Stored entries:
------------

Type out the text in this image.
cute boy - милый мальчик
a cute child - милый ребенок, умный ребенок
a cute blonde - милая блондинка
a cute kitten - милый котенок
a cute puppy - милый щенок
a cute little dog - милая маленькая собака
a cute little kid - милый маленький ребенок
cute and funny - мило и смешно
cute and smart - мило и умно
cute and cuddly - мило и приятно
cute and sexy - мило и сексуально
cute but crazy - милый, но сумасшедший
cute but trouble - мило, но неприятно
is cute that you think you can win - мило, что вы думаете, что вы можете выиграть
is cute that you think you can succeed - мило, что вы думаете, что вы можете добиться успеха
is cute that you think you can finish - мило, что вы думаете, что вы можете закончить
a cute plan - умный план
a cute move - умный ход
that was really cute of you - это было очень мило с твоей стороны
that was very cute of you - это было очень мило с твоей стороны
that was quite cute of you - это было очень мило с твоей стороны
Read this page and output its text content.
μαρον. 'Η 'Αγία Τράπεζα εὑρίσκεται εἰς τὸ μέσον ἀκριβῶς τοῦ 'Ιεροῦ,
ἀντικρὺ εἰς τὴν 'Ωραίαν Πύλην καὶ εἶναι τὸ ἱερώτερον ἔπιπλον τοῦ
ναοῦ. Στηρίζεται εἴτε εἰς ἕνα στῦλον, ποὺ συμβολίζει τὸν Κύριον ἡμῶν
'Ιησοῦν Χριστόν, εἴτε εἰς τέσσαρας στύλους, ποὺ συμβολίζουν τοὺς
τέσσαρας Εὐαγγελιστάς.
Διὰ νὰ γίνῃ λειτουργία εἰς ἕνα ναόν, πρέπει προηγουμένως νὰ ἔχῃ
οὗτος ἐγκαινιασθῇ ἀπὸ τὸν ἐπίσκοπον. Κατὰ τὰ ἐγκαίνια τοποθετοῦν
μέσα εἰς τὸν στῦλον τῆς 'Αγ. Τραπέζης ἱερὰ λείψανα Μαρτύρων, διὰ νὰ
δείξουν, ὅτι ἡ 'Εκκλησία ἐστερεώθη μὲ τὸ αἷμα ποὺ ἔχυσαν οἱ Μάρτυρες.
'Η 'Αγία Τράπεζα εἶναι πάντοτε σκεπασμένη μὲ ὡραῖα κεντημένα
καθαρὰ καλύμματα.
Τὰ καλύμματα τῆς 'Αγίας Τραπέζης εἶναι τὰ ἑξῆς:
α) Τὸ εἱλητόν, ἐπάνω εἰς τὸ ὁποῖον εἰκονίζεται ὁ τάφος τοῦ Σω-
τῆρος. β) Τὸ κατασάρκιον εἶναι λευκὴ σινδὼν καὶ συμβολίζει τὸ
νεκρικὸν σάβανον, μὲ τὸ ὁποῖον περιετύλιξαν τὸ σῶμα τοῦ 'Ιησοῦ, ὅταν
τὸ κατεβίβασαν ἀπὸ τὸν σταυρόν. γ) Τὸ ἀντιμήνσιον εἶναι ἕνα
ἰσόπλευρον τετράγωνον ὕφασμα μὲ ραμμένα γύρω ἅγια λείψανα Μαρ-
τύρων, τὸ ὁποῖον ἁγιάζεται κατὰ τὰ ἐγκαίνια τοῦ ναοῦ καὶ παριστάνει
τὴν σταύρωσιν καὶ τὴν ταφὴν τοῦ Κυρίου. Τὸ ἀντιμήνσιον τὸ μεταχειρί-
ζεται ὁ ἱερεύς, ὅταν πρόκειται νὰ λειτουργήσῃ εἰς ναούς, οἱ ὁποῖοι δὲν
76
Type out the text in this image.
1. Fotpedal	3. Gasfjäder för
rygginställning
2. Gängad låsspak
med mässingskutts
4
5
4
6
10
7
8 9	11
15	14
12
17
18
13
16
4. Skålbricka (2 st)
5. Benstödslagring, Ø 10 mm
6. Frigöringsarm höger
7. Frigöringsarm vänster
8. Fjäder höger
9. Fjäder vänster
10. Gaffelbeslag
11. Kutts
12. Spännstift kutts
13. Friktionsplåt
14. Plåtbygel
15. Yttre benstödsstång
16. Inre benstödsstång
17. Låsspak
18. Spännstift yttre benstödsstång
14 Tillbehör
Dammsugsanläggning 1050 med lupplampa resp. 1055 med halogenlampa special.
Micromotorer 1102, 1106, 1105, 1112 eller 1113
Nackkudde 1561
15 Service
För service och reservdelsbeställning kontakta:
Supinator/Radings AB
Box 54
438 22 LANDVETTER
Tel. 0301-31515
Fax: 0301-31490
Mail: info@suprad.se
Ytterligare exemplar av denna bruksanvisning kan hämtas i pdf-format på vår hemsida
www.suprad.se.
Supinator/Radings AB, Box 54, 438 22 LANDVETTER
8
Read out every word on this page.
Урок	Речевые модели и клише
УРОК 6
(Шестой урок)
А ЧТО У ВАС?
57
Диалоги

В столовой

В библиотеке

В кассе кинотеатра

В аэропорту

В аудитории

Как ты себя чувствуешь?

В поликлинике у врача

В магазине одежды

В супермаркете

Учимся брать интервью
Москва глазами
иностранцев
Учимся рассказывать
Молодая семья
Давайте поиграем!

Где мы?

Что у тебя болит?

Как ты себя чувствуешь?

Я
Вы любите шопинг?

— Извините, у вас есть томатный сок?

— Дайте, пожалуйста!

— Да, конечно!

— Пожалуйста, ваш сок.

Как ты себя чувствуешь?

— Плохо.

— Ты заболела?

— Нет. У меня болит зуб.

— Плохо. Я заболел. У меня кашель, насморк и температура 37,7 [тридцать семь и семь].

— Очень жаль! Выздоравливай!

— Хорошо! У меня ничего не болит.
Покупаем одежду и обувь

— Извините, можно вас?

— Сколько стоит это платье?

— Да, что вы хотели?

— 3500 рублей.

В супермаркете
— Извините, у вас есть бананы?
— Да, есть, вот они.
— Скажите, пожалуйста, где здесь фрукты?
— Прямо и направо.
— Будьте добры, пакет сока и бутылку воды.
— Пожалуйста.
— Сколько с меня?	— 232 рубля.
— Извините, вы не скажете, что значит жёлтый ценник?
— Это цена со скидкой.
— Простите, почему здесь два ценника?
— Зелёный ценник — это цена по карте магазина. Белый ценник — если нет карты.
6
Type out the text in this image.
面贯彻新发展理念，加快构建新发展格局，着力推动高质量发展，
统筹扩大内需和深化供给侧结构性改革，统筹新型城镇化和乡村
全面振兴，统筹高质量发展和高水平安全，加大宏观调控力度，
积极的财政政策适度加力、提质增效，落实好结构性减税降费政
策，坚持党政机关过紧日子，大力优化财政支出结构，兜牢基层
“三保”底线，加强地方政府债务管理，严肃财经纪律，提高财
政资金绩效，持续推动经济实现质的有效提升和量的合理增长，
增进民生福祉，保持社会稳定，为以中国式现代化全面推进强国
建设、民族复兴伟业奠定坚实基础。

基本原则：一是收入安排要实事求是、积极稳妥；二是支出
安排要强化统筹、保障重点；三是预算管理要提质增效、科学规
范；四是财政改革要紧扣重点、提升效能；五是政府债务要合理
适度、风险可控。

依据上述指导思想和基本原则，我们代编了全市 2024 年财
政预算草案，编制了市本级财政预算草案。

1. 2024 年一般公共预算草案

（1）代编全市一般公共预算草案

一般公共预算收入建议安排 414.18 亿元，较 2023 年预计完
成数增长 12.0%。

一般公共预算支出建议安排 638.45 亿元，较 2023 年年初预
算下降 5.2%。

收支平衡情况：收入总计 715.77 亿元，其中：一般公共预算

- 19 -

------------

Look through the lines above and collect those with the word "стороны".

that was really cute of you - это было очень мило с твоей стороны
that was very cute of you - это было очень мило с твоей стороны
that was quite cute of you - это было очень мило с твоей стороны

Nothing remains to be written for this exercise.